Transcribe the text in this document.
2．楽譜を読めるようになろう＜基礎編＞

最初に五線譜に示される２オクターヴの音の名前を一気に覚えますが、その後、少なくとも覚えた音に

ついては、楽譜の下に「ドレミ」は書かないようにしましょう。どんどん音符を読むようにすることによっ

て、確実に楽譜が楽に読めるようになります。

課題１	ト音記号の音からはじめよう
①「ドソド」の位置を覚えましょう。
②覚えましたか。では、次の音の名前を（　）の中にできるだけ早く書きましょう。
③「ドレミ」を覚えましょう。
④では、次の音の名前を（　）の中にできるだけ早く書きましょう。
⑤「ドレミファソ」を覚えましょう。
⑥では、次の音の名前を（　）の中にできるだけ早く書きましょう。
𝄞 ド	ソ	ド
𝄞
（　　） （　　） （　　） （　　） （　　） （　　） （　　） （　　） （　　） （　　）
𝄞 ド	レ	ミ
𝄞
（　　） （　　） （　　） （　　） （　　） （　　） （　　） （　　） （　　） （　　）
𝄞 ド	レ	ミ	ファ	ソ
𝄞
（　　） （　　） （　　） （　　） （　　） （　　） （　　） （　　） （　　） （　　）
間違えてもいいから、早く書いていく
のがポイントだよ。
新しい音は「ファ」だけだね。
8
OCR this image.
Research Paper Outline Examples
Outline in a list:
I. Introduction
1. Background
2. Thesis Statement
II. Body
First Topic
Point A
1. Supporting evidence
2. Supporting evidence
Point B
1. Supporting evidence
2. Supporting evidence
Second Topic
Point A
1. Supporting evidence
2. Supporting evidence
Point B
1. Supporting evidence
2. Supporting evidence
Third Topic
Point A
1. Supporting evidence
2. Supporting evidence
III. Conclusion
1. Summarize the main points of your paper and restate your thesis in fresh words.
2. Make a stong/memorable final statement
******************************
__EXERCISE__: Return the whole listing exactly.

__FINAL RESULT__:
Transcribe the text in this document.
2．楽譜を読めるようになろう＜基礎編＞

最初に五線譜に示される２オクターヴの音の名前を一気に覚えますが、その後、少なくとも覚えた音に

ついては、楽譜の下に「ドレミ」は書かないようにしましょう。どんどん音符を読むようにすることによっ

て、確実に楽譜が楽に読めるようになります。

課題１	ト音記号の音からはじめよう
①「ドソド」の位置を覚えましょう。
②覚えましたか。では、次の音の名前を（　）の中にできるだけ早く書きましょう。
③「ドレミ」を覚えましょう。
④では、次の音の名前を（　）の中にできるだけ早く書きましょう。
⑤「ドレミファソ」を覚えましょう。
⑥では、次の音の名前を（　）の中にできるだけ早く書きましょう。
𝄞 ド	ソ	ド
𝄞
（　　） （　　） （　　） （　　） （　　） （　　） （　　） （　　） （　　） （　　）
𝄞 ド	レ	ミ
𝄞
（　　） （　　） （　　） （　　） （　　） （　　） （　　） （　　） （　　） （　　）
𝄞 ド	レ	ミ	ファ	ソ
𝄞
（　　） （　　） （　　） （　　） （　　） （　　） （　　） （　　） （　　） （　　）
間違えてもいいから、早く書いていく
のがポイントだよ。
新しい音は「ファ」だけだね。
8
OCR this image.
Research Paper Outline Examples
Outline in a list:
I. Introduction
1. Background
2. Thesis Statement
II. Body
First Topic
Point A
1. Supporting evidence
2. Supporting evidence
Point B
1. Supporting evidence
2. Supporting evidence
Second Topic
Point A
1. Supporting evidence
2. Supporting evidence
Point B
1. Supporting evidence
2. Supporting evidence
Third Topic
Point A
1. Supporting evidence
2. Supporting evidence
III. Conclusion
1. Summarize the main points of your paper and restate your thesis in fresh words.
2. Make a stong/memorable final statement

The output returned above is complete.